**Instructions for the task**.
Without the pictures, write out all the lines below exactly as they appear.

**Records supplied**.
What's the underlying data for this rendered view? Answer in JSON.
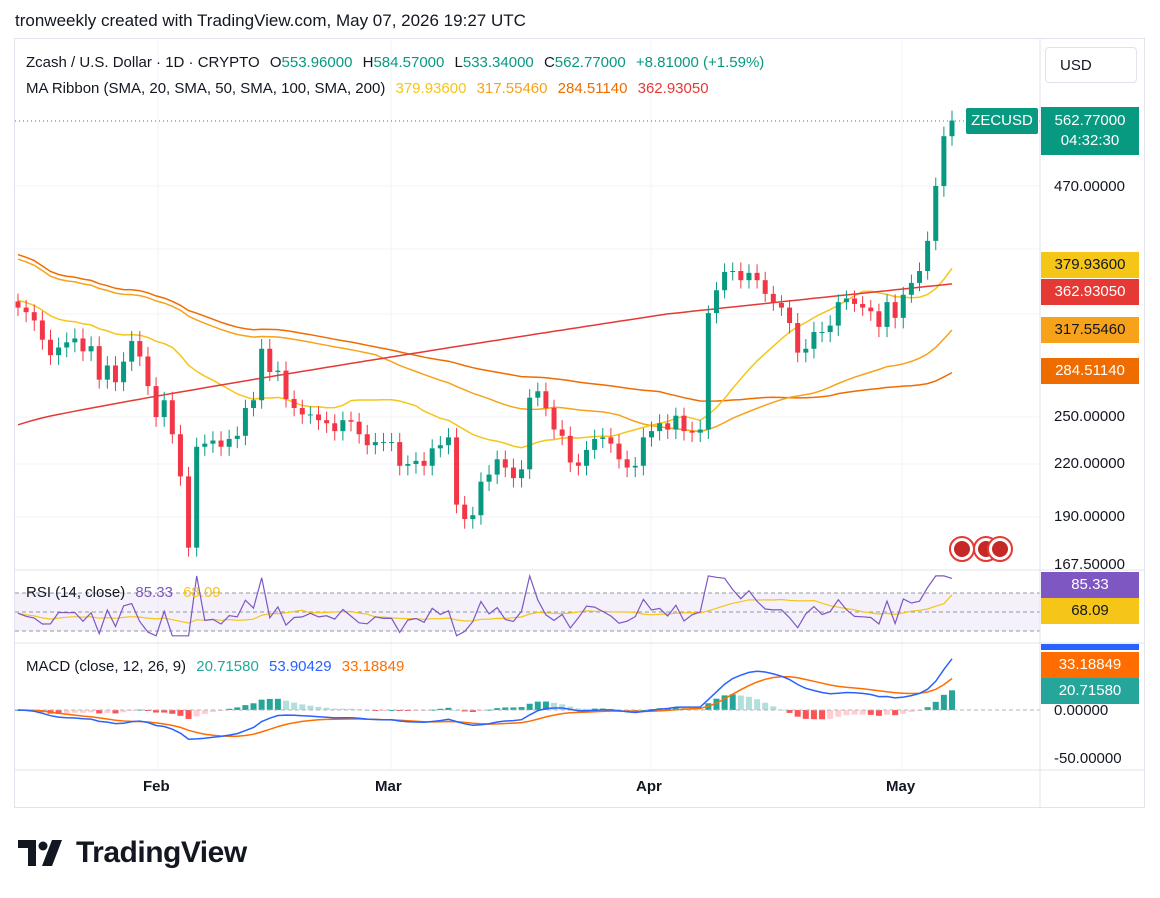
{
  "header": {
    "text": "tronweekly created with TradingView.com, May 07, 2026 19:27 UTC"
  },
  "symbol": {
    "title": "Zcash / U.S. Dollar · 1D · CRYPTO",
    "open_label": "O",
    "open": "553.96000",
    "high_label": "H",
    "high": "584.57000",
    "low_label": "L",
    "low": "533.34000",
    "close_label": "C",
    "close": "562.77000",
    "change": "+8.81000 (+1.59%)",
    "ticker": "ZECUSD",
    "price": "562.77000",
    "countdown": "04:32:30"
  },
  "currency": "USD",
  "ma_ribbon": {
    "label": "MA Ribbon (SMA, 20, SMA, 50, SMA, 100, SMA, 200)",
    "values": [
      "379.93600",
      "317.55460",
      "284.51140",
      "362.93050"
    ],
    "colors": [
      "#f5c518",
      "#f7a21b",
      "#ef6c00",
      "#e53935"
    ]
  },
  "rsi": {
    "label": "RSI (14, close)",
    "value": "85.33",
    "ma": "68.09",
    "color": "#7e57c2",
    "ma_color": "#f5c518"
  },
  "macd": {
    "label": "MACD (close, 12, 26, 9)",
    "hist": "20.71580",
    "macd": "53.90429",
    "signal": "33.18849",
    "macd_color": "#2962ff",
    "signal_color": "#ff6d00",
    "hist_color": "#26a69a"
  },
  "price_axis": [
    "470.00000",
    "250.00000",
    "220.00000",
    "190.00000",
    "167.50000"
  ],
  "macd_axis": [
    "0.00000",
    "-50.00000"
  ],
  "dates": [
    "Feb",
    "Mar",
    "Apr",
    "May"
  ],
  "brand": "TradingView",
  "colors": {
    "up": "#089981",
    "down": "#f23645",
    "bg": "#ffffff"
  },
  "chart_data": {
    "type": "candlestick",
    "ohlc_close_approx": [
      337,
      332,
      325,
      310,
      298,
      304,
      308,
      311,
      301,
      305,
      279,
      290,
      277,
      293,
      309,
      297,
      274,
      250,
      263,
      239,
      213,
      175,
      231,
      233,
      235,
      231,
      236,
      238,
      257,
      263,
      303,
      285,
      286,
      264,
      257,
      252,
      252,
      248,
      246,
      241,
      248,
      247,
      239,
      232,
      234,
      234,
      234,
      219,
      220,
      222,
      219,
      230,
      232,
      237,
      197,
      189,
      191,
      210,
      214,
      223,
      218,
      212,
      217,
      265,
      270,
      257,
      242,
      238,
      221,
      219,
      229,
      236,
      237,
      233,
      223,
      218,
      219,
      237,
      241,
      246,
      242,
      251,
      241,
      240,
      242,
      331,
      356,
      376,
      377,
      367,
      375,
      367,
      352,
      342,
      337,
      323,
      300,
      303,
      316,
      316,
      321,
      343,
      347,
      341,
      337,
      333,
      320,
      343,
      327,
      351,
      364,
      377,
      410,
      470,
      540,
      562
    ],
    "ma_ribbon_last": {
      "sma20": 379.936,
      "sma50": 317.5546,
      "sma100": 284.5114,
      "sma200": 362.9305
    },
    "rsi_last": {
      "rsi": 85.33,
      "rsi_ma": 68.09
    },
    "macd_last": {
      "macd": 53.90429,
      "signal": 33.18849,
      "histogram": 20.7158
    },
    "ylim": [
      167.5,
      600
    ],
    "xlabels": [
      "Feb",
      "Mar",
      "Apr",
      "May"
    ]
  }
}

**The completed task**.
What's the underlying data for this rendered view? Answer in JSON.
{
  "header": {
    "text": "tronweekly created with TradingView.com, May 07, 2026 19:27 UTC"
  },
  "symbol": {
    "title": "Zcash / U.S. Dollar · 1D · CRYPTO",
    "open_label": "O",
    "open": "553.96000",
    "high_label": "H",
    "high": "584.57000",
    "low_label": "L",
    "low": "533.34000",
    "close_label": "C",
    "close": "562.77000",
    "change": "+8.81000 (+1.59%)",
    "ticker": "ZECUSD",
    "price": "562.77000",
    "countdown": "04:32:30"
  },
  "currency": "USD",
  "ma_ribbon": {
    "label": "MA Ribbon (SMA, 20, SMA, 50, SMA, 100, SMA, 200)",
    "values": [
      "379.93600",
      "317.55460",
      "284.51140",
      "362.93050"
    ],
    "colors": [
      "#f5c518",
      "#f7a21b",
      "#ef6c00",
      "#e53935"
    ]
  },
  "rsi": {
    "label": "RSI (14, close)",
    "value": "85.33",
    "ma": "68.09",
    "color": "#7e57c2",
    "ma_color": "#f5c518"
  },
  "macd": {
    "label": "MACD (close, 12, 26, 9)",
    "hist": "20.71580",
    "macd": "53.90429",
    "signal": "33.18849",
    "macd_color": "#2962ff",
    "signal_color": "#ff6d00",
    "hist_color": "#26a69a"
  },
  "price_axis": [
    "470.00000",
    "250.00000",
    "220.00000",
    "190.00000",
    "167.50000"
  ],
  "macd_axis": [
    "0.00000",
    "-50.00000"
  ],
  "dates": [
    "Feb",
    "Mar",
    "Apr",
    "May"
  ],
  "brand": "TradingView",
  "colors": {
    "up": "#089981",
    "down": "#f23645",
    "bg": "#ffffff"
  },
  "chart_data": {
    "type": "candlestick",
    "ohlc_close_approx": [
      337,
      332,
      325,
      310,
      298,
      304,
      308,
      311,
      301,
      305,
      279,
      290,
      277,
      293,
      309,
      297,
      274,
      250,
      263,
      239,
      213,
      175,
      231,
      233,
      235,
      231,
      236,
      238,
      257,
      263,
      303,
      285,
      286,
      264,
      257,
      252,
      252,
      248,
      246,
      241,
      248,
      247,
      239,
      232,
      234,
      234,
      234,
      219,
      220,
      222,
      219,
      230,
      232,
      237,
      197,
      189,
      191,
      210,
      214,
      223,
      218,
      212,
      217,
      265,
      270,
      257,
      242,
      238,
      221,
      219,
      229,
      236,
      237,
      233,
      223,
      218,
      219,
      237,
      241,
      246,
      242,
      251,
      241,
      240,
      242,
      331,
      356,
      376,
      377,
      367,
      375,
      367,
      352,
      342,
      337,
      323,
      300,
      303,
      316,
      316,
      321,
      343,
      347,
      341,
      337,
      333,
      320,
      343,
      327,
      351,
      364,
      377,
      410,
      470,
      540,
      562
    ],
    "ma_ribbon_last": {
      "sma20": 379.936,
      "sma50": 317.5546,
      "sma100": 284.5114,
      "sma200": 362.9305
    },
    "rsi_last": {
      "rsi": 85.33,
      "rsi_ma": 68.09
    },
    "macd_last": {
      "macd": 53.90429,
      "signal": 33.18849,
      "histogram": 20.7158
    },
    "ylim": [
      167.5,
      600
    ],
    "xlabels": [
      "Feb",
      "Mar",
      "Apr",
      "May"
    ]
  }
}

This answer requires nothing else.